# Records for the task:
— BEGIN —
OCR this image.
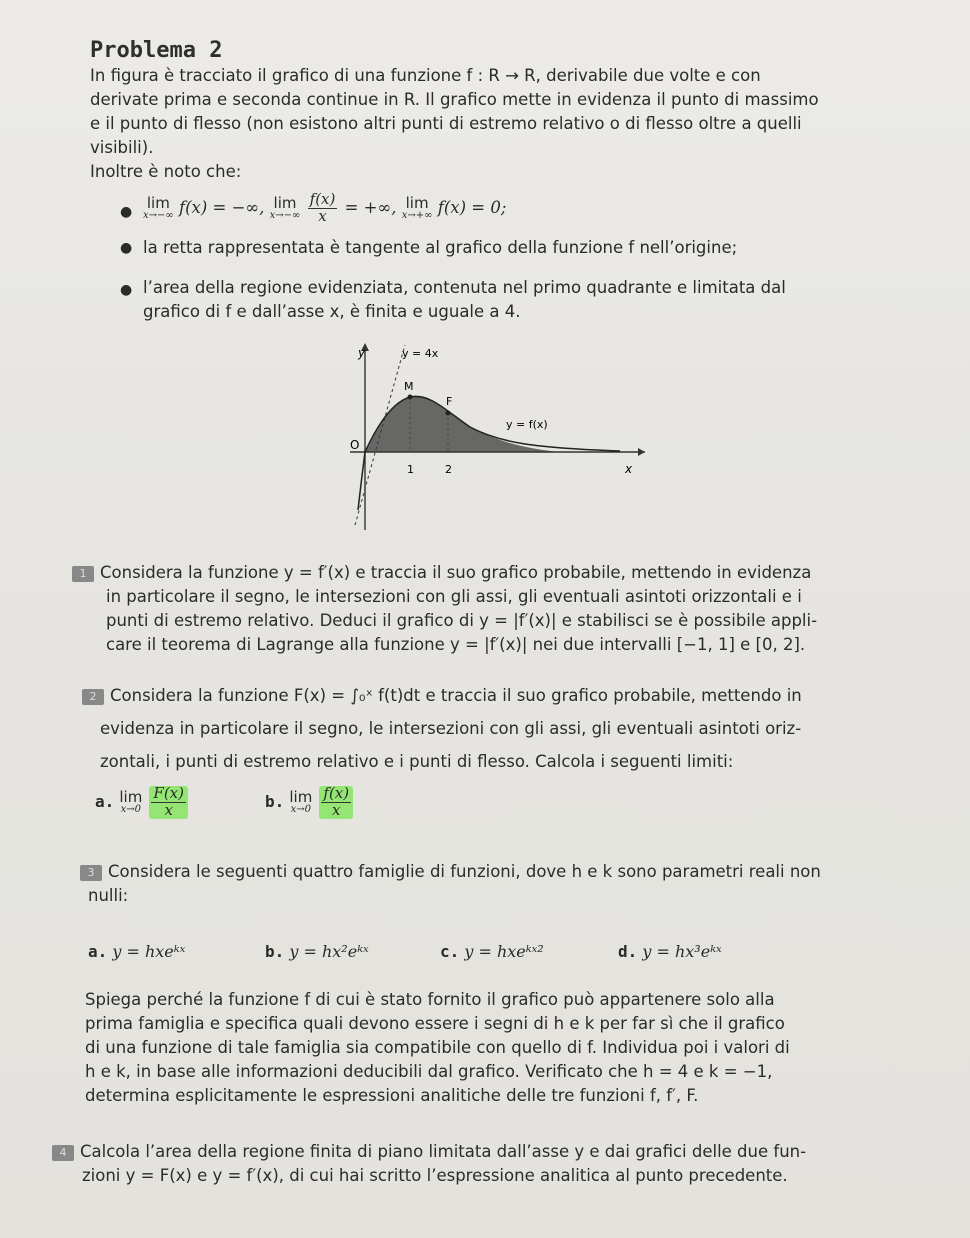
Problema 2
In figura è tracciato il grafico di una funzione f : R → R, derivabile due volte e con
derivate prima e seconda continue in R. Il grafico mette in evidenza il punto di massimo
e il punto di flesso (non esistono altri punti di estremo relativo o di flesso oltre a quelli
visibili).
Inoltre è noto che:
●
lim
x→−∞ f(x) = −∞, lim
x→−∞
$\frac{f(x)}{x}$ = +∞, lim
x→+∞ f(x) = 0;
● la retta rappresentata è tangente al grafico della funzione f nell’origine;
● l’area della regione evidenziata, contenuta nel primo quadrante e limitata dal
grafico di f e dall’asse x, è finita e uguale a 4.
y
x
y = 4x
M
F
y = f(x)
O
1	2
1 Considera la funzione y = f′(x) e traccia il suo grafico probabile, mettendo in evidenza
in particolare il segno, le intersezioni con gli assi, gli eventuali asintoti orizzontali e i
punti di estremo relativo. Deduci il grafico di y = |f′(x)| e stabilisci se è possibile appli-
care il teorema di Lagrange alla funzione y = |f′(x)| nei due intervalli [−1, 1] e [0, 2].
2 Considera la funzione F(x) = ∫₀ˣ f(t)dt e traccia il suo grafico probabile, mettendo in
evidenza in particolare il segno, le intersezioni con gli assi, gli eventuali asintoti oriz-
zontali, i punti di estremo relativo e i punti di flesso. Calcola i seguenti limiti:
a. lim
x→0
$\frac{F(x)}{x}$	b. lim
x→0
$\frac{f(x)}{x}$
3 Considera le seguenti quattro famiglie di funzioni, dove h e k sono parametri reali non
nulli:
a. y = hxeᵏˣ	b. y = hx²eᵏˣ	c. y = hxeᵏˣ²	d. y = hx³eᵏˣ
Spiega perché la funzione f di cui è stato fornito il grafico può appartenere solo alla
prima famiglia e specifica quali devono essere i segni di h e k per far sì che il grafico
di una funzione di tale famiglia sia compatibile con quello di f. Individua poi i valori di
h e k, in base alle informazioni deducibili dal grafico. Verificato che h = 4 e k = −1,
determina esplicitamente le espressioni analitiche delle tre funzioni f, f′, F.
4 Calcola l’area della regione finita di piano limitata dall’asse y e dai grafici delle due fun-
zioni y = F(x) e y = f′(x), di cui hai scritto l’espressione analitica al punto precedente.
— END —
— BEGIN —
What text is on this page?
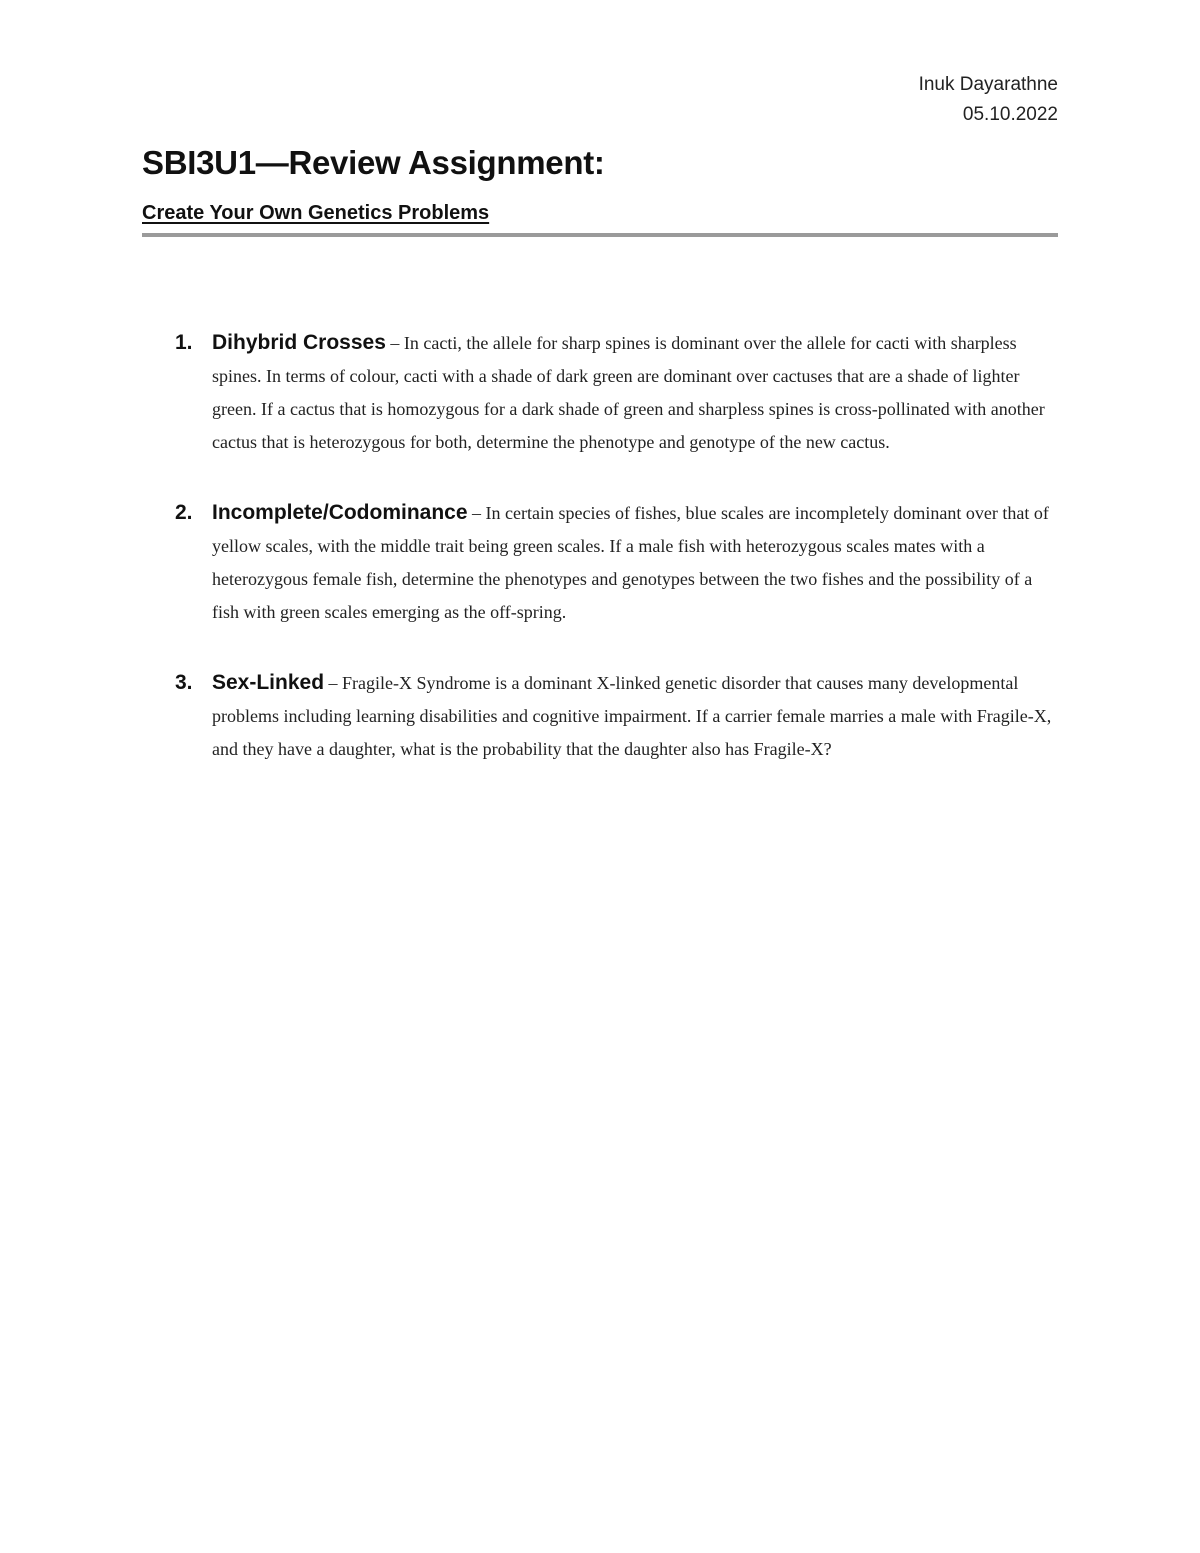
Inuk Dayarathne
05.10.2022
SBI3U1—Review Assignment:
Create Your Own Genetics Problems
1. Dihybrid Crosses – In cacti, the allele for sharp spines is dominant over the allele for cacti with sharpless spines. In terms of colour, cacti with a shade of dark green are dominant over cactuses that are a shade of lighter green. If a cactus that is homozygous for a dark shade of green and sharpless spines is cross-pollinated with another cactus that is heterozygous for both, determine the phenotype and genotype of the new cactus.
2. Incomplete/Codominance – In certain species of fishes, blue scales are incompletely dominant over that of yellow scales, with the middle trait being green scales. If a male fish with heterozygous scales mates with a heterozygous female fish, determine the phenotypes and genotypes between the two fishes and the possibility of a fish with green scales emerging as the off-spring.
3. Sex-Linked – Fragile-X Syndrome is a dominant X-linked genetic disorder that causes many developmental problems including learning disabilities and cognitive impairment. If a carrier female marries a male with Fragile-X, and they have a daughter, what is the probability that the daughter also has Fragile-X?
— END —
# Set exercise:
In the records above, collect each line with "punti".

# Correct response:
e il punto di flesso (non esistono altri punti di estremo relativo o di flesso oltre a quelli
punti di estremo relativo. Deduci il grafico di y = |f′(x)| e stabilisci se è possibile appli-
zontali, i punti di estremo relativo e i punti di flesso. Calcola i seguenti limiti:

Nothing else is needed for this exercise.